**What is asked:** Below is a block of records; reproduce all of them exactly and leave out any pictures.

**Provided records:**
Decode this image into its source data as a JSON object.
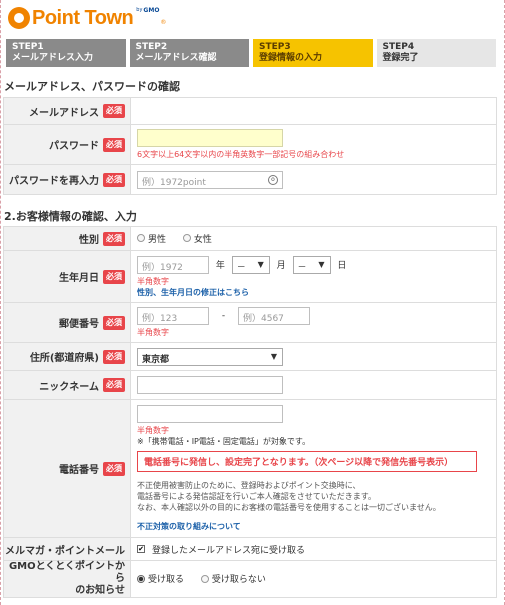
{
  "logo": {
    "text": "Point Town",
    "by": "by",
    "gmo": "GMO",
    "tm": "®"
  },
  "steps": [
    {
      "num": "STEP1",
      "label": "メールアドレス入力"
    },
    {
      "num": "STEP2",
      "label": "メールアドレス確認"
    },
    {
      "num": "STEP3",
      "label": "登録情報の入力"
    },
    {
      "num": "STEP4",
      "label": "登録完了"
    }
  ],
  "section1_title": "メールアドレス、パスワードの確認",
  "section2_title": "2.お客様情報の確認、入力",
  "required_badge": "必須",
  "fields": {
    "email": {
      "label": "メールアドレス"
    },
    "password": {
      "label": "パスワード",
      "hint": "6文字以上64文字以内の半角英数字一部記号の組み合わせ"
    },
    "password_confirm": {
      "label": "パスワードを再入力",
      "placeholder": "例）1972point"
    },
    "gender": {
      "label": "性別",
      "options": [
        "男性",
        "女性"
      ]
    },
    "birthday": {
      "label": "生年月日",
      "year_placeholder": "例）1972",
      "year_unit": "年",
      "month_value": "－",
      "month_unit": "月",
      "day_value": "－",
      "day_unit": "日",
      "note": "半角数字",
      "link": "性別、生年月日の修正はこちら"
    },
    "postal": {
      "label": "郵便番号",
      "first_placeholder": "例）123",
      "dash": "-",
      "second_placeholder": "例）4567",
      "note": "半角数字"
    },
    "address": {
      "label": "住所(都道府県)",
      "value": "東京都"
    },
    "nickname": {
      "label": "ニックネーム"
    },
    "phone": {
      "label": "電話番号",
      "note": "半角数字",
      "types_line": "※「携帯電話・IP電話・固定電話」が対象です。",
      "alert": "電話番号に発信し、設定完了となります。（次ページ以降で発信先番号表示）",
      "desc1": "不正使用被害防止のために、登録時およびポイント交換時に、",
      "desc2": "電話番号による発信認証を行いご本人確認をさせていただきます。",
      "desc3": "なお、本人確認以外の目的にお客様の電話番号を使用することは一切ございません。",
      "link": "不正対策の取り組みについて"
    },
    "mailmag": {
      "label": "メルマガ・ポイントメール",
      "check_label": "登録したメールアドレス宛に受け取る"
    },
    "gmo_notice": {
      "label_line1": "GMOとくとくポイントから",
      "label_line2": "のお知らせ",
      "options": [
        "受け取る",
        "受け取らない"
      ]
    }
  },
  "icons": {
    "eye": "eye-icon",
    "arrow": "▼",
    "check": "✔"
  }
}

**Reply:**
Decode this image into its source data as a JSON object.
{
  "logo": {
    "text": "Point Town",
    "by": "by",
    "gmo": "GMO",
    "tm": "®"
  },
  "steps": [
    {
      "num": "STEP1",
      "label": "メールアドレス入力"
    },
    {
      "num": "STEP2",
      "label": "メールアドレス確認"
    },
    {
      "num": "STEP3",
      "label": "登録情報の入力"
    },
    {
      "num": "STEP4",
      "label": "登録完了"
    }
  ],
  "section1_title": "メールアドレス、パスワードの確認",
  "section2_title": "2.お客様情報の確認、入力",
  "required_badge": "必須",
  "fields": {
    "email": {
      "label": "メールアドレス"
    },
    "password": {
      "label": "パスワード",
      "hint": "6文字以上64文字以内の半角英数字一部記号の組み合わせ"
    },
    "password_confirm": {
      "label": "パスワードを再入力",
      "placeholder": "例）1972point"
    },
    "gender": {
      "label": "性別",
      "options": [
        "男性",
        "女性"
      ]
    },
    "birthday": {
      "label": "生年月日",
      "year_placeholder": "例）1972",
      "year_unit": "年",
      "month_value": "－",
      "month_unit": "月",
      "day_value": "－",
      "day_unit": "日",
      "note": "半角数字",
      "link": "性別、生年月日の修正はこちら"
    },
    "postal": {
      "label": "郵便番号",
      "first_placeholder": "例）123",
      "dash": "-",
      "second_placeholder": "例）4567",
      "note": "半角数字"
    },
    "address": {
      "label": "住所(都道府県)",
      "value": "東京都"
    },
    "nickname": {
      "label": "ニックネーム"
    },
    "phone": {
      "label": "電話番号",
      "note": "半角数字",
      "types_line": "※「携帯電話・IP電話・固定電話」が対象です。",
      "alert": "電話番号に発信し、設定完了となります。（次ページ以降で発信先番号表示）",
      "desc1": "不正使用被害防止のために、登録時およびポイント交換時に、",
      "desc2": "電話番号による発信認証を行いご本人確認をさせていただきます。",
      "desc3": "なお、本人確認以外の目的にお客様の電話番号を使用することは一切ございません。",
      "link": "不正対策の取り組みについて"
    },
    "mailmag": {
      "label": "メルマガ・ポイントメール",
      "check_label": "登録したメールアドレス宛に受け取る"
    },
    "gmo_notice": {
      "label_line1": "GMOとくとくポイントから",
      "label_line2": "のお知らせ",
      "options": [
        "受け取る",
        "受け取らない"
      ]
    }
  },
  "icons": {
    "eye": "eye-icon",
    "arrow": "▼",
    "check": "✔"
  }
}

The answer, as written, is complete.